begin Record set

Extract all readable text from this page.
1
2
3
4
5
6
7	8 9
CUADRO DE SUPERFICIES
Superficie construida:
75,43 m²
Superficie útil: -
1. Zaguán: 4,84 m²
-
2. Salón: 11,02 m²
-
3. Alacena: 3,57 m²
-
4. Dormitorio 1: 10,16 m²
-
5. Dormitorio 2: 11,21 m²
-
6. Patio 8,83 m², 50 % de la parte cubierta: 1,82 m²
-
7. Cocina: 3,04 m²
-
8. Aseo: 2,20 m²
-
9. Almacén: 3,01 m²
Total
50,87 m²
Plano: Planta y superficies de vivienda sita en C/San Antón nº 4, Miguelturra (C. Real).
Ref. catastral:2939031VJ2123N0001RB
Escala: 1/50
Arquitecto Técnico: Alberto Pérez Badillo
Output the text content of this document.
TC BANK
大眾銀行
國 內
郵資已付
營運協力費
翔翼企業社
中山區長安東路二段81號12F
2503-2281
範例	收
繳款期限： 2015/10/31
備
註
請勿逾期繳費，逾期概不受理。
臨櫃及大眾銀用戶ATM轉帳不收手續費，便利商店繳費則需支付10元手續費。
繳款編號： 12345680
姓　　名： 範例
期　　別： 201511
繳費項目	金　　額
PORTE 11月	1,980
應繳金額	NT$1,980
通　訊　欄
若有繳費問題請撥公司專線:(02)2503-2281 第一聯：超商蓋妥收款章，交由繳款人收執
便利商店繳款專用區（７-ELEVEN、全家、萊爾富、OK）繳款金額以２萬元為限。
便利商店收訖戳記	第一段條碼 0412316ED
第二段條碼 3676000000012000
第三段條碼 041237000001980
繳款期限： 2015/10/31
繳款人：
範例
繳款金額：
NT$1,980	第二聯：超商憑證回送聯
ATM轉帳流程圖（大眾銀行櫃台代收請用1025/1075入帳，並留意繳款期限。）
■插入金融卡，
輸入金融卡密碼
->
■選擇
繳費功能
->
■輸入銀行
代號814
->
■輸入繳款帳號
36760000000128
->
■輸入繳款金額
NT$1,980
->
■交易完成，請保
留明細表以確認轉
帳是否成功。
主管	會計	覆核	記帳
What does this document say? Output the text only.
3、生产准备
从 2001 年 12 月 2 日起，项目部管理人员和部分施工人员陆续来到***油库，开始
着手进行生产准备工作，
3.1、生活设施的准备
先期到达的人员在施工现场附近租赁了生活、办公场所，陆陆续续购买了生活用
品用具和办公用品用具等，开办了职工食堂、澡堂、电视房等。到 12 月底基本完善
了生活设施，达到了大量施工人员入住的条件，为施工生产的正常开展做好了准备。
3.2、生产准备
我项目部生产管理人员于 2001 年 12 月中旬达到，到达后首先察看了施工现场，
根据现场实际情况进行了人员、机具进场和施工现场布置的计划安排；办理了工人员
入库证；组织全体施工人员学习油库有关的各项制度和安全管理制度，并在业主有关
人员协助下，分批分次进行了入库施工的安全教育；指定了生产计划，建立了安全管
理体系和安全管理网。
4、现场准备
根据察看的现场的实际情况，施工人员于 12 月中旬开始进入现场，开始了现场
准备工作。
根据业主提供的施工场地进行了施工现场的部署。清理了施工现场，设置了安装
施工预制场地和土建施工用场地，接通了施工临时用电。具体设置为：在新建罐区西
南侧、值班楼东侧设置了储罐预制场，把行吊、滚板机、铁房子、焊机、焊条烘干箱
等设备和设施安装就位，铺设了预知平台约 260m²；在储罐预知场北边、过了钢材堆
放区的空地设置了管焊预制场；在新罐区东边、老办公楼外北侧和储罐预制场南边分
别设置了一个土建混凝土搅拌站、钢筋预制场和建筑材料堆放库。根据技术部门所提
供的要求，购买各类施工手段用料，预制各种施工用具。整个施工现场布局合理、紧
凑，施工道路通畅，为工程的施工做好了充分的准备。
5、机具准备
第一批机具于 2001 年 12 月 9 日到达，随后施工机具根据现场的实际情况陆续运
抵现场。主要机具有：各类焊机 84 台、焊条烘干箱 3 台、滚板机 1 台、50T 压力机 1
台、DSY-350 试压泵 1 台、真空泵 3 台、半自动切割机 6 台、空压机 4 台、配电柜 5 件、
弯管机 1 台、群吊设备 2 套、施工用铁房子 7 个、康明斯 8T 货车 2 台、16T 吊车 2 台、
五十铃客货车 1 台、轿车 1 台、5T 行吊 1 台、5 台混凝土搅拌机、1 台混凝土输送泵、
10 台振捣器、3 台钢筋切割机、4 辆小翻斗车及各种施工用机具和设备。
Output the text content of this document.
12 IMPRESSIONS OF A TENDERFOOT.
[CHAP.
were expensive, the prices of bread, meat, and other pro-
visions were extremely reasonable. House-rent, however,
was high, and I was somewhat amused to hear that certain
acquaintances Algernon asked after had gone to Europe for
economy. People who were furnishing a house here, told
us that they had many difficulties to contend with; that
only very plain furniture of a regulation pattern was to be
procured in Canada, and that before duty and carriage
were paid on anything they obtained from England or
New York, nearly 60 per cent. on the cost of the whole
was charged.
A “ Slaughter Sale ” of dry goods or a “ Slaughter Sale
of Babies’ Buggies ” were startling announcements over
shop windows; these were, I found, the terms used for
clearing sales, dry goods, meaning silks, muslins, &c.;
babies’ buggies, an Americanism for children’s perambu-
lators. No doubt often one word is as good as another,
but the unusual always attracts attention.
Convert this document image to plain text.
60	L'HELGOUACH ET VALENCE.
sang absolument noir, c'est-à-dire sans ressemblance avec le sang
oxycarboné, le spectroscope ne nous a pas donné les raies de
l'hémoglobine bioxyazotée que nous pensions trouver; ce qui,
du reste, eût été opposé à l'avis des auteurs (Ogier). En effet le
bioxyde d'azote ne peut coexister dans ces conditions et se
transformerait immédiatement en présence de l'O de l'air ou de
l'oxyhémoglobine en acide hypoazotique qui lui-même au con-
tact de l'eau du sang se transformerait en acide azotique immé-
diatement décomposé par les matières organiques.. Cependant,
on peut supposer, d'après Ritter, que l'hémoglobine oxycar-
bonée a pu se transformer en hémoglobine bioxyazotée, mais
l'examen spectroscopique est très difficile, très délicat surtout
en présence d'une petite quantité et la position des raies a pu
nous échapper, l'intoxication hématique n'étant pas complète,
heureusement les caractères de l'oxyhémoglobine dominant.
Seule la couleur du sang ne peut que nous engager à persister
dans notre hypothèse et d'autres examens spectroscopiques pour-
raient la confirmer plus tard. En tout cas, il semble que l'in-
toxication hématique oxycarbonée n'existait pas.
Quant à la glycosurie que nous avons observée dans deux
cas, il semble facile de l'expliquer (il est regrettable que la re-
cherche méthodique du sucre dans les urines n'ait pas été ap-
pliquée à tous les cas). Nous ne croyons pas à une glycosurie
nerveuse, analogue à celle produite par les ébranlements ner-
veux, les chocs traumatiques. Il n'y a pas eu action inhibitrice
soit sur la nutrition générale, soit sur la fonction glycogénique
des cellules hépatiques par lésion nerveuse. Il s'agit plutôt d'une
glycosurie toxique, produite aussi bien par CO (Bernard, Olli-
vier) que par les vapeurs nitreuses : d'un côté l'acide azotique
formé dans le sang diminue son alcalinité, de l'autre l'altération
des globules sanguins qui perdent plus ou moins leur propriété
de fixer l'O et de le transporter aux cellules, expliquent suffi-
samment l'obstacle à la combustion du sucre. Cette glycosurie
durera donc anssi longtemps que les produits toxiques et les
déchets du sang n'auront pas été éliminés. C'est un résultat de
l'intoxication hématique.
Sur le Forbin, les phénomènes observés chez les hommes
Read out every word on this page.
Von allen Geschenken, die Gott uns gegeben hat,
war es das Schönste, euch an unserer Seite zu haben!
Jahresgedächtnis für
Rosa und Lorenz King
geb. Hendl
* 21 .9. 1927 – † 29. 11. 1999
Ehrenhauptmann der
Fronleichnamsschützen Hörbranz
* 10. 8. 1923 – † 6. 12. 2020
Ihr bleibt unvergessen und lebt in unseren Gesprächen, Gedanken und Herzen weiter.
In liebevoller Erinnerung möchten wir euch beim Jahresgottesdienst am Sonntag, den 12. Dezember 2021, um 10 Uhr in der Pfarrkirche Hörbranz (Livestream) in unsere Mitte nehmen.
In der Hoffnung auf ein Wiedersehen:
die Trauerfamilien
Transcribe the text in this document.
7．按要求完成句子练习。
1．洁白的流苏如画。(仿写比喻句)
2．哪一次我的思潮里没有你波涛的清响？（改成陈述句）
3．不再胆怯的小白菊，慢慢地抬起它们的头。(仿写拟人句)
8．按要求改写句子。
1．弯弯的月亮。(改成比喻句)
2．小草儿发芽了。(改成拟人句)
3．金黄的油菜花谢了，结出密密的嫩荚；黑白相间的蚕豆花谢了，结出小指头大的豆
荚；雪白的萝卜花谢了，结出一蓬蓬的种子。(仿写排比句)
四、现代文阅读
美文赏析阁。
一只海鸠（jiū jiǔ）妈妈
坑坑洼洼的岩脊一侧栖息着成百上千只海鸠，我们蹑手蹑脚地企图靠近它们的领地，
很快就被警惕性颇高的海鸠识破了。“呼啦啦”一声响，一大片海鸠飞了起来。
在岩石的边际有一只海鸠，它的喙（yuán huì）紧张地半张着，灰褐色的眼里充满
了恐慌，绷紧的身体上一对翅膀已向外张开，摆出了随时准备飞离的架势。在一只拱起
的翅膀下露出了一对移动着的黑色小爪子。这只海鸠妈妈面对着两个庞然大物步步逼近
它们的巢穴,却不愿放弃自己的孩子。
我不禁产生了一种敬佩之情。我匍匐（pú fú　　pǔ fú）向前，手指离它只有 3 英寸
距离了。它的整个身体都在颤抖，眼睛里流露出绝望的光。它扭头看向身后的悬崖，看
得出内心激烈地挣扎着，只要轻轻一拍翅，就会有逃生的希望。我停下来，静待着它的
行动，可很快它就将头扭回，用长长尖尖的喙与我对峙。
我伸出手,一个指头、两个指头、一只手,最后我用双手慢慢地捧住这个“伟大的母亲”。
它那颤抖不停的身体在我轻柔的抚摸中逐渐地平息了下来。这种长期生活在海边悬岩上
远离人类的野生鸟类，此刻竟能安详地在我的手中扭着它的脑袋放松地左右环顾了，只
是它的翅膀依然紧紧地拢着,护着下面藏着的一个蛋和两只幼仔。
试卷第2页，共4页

end Record set

_Exercise description_. Show all lines in the entries above where the string "Hörbranz" appears.

_Exercise output_.
Fronleichnamsschützen Hörbranz
In liebevoller Erinnerung möchten wir euch beim Jahresgottesdienst am Sonntag, den 12. Dezember 2021, um 10 Uhr in der Pfarrkirche Hörbranz (Livestream) in unsere Mitte nehmen.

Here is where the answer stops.